> [SOURCE DATA]:
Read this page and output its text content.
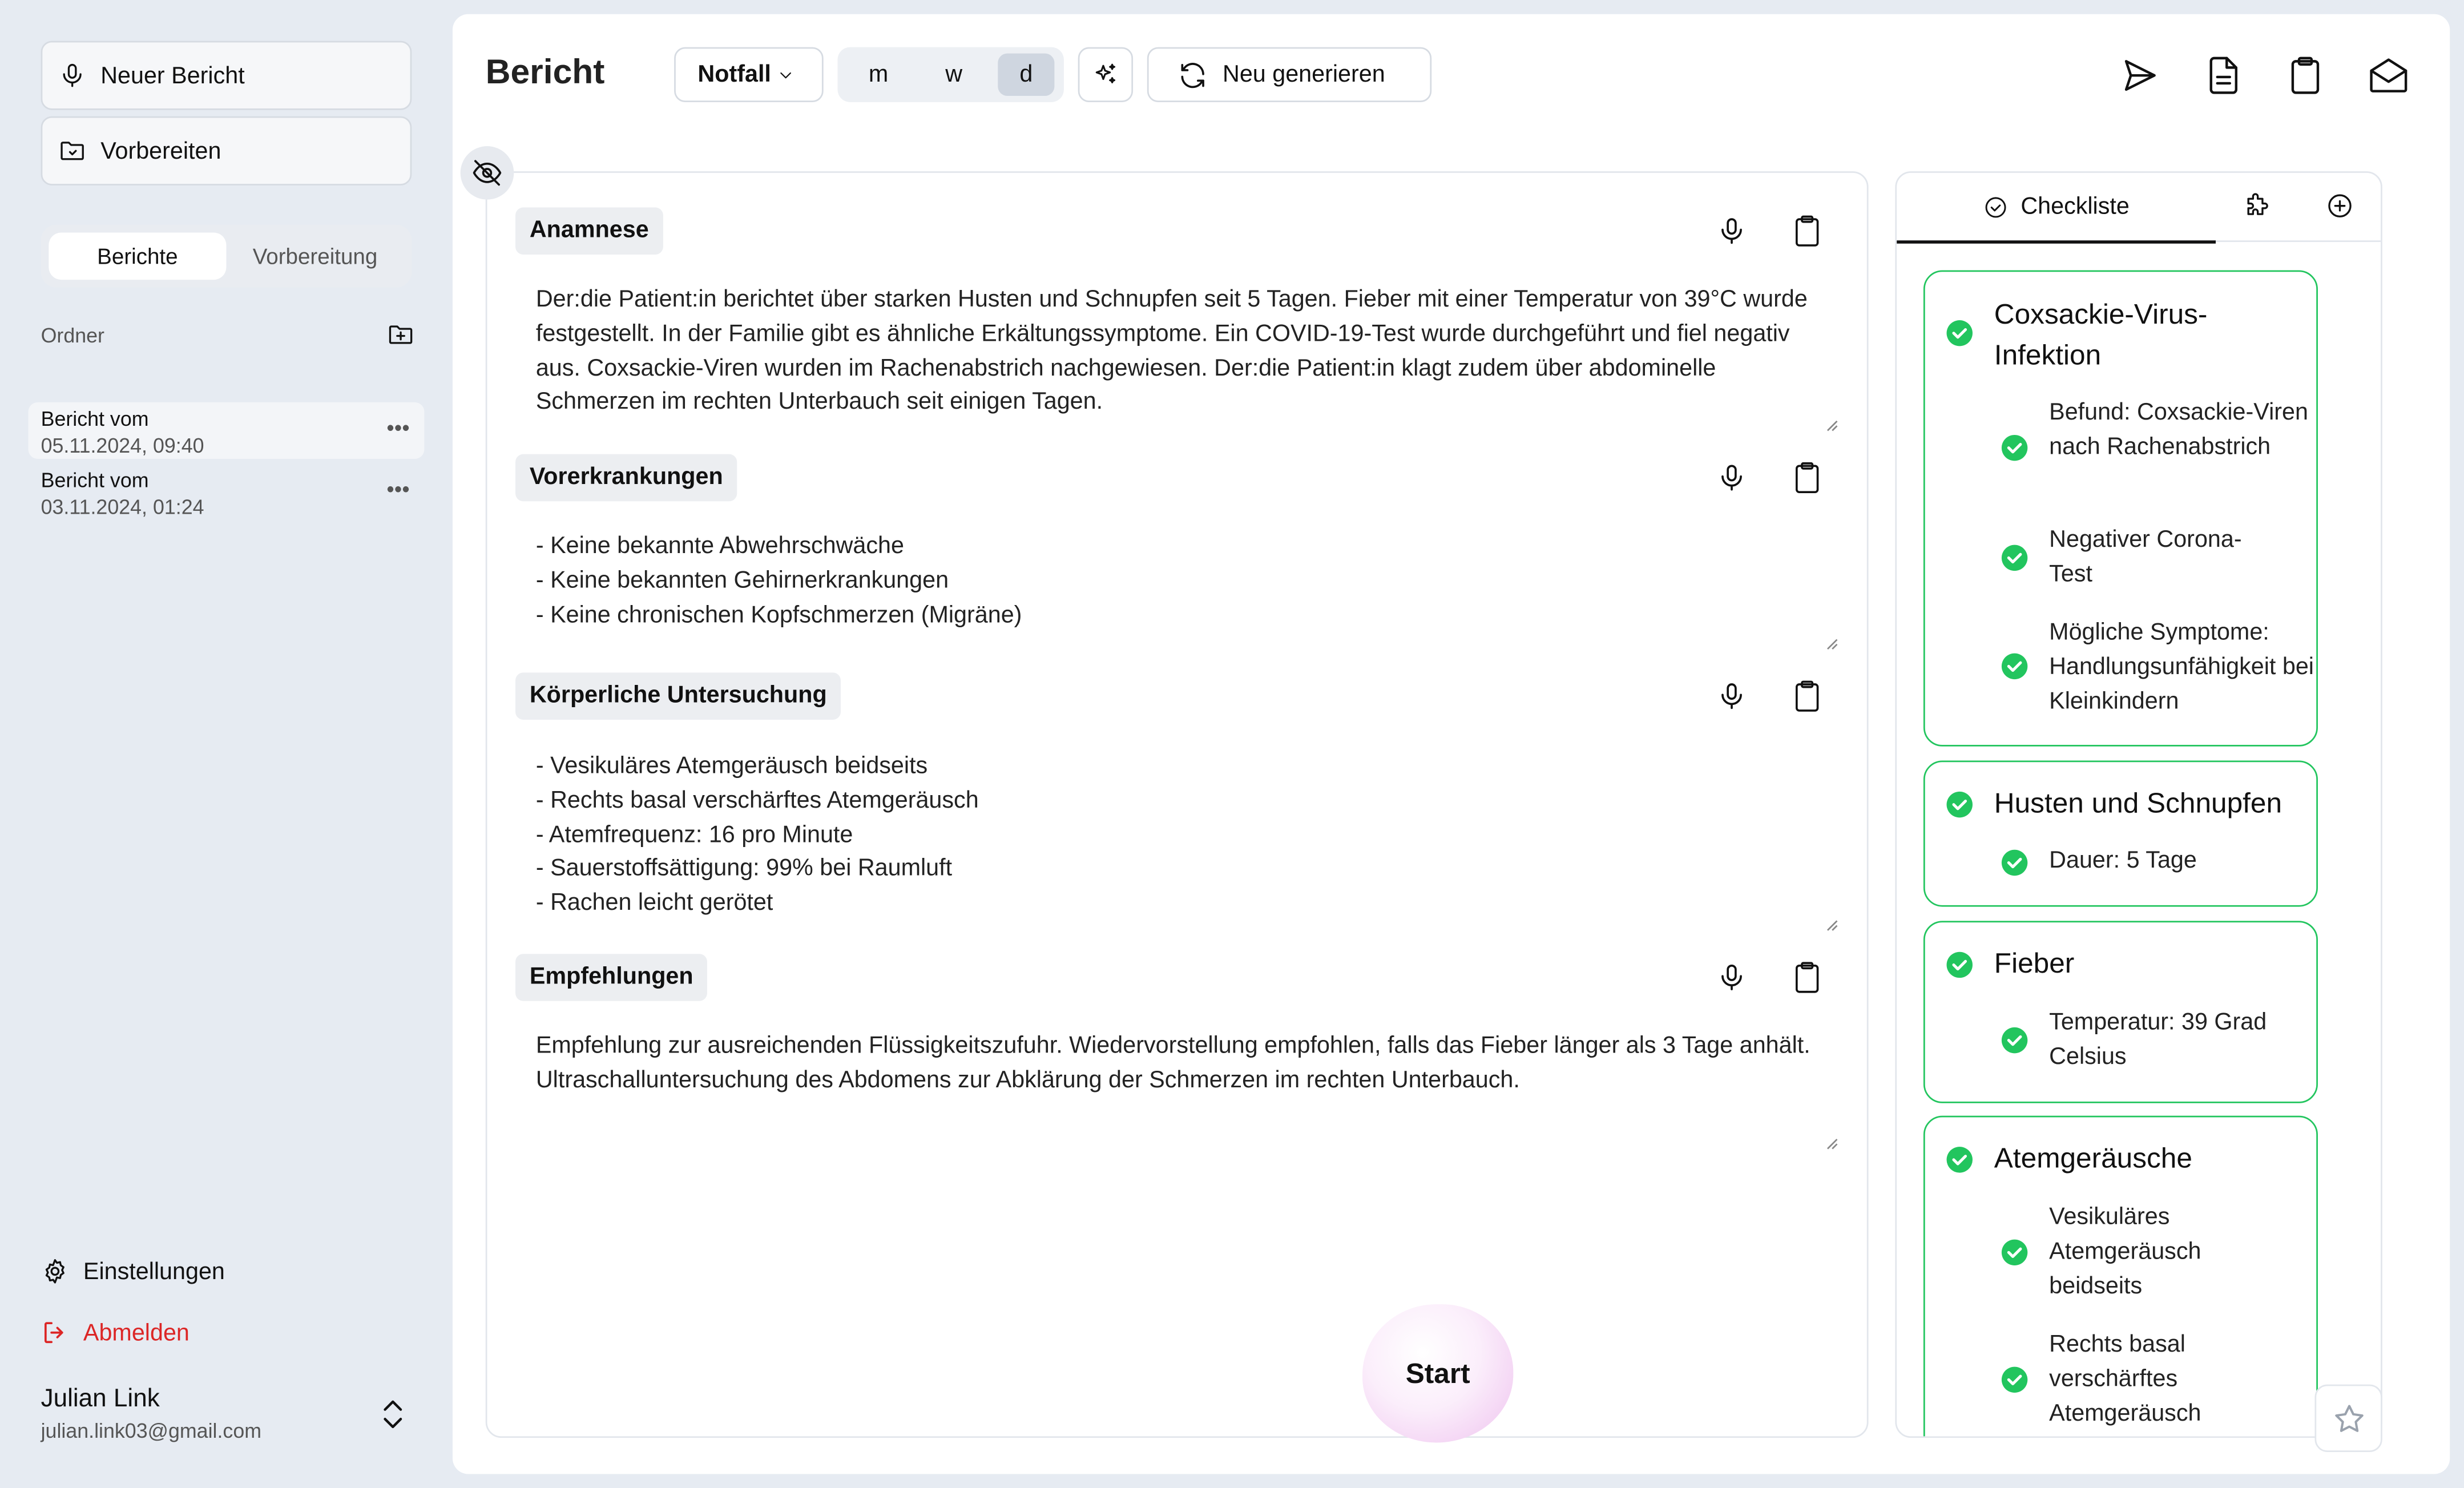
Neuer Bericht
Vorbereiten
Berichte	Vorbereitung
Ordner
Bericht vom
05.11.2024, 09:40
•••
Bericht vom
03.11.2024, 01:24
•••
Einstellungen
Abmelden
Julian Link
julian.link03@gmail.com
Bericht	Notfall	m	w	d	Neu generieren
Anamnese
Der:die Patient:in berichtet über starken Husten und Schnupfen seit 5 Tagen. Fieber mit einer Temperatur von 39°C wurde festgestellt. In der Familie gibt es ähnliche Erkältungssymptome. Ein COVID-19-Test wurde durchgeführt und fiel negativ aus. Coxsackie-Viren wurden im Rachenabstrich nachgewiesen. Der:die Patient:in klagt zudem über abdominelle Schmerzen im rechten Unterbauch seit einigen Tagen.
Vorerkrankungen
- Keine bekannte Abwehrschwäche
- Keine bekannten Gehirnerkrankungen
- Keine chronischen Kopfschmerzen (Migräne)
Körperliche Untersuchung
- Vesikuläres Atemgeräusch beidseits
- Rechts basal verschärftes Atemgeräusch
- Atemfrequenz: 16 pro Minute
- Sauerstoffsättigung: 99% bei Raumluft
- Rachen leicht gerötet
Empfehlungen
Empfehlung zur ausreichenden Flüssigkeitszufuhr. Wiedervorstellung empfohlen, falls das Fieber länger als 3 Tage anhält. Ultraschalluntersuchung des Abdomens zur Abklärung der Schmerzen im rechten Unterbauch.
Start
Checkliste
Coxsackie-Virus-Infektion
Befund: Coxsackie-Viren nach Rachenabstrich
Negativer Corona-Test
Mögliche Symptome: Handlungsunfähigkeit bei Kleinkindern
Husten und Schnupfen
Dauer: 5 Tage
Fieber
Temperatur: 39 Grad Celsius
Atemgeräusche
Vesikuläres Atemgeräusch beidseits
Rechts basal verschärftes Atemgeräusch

> [DESCRIPTION OF THE TASK]: Your task is to copy each line of the data above that holds "verschärftes".

> [RESPONSE BOX]:
- Rechts basal verschärftes Atemgeräusch
Rechts basal verschärftes Atemgeräusch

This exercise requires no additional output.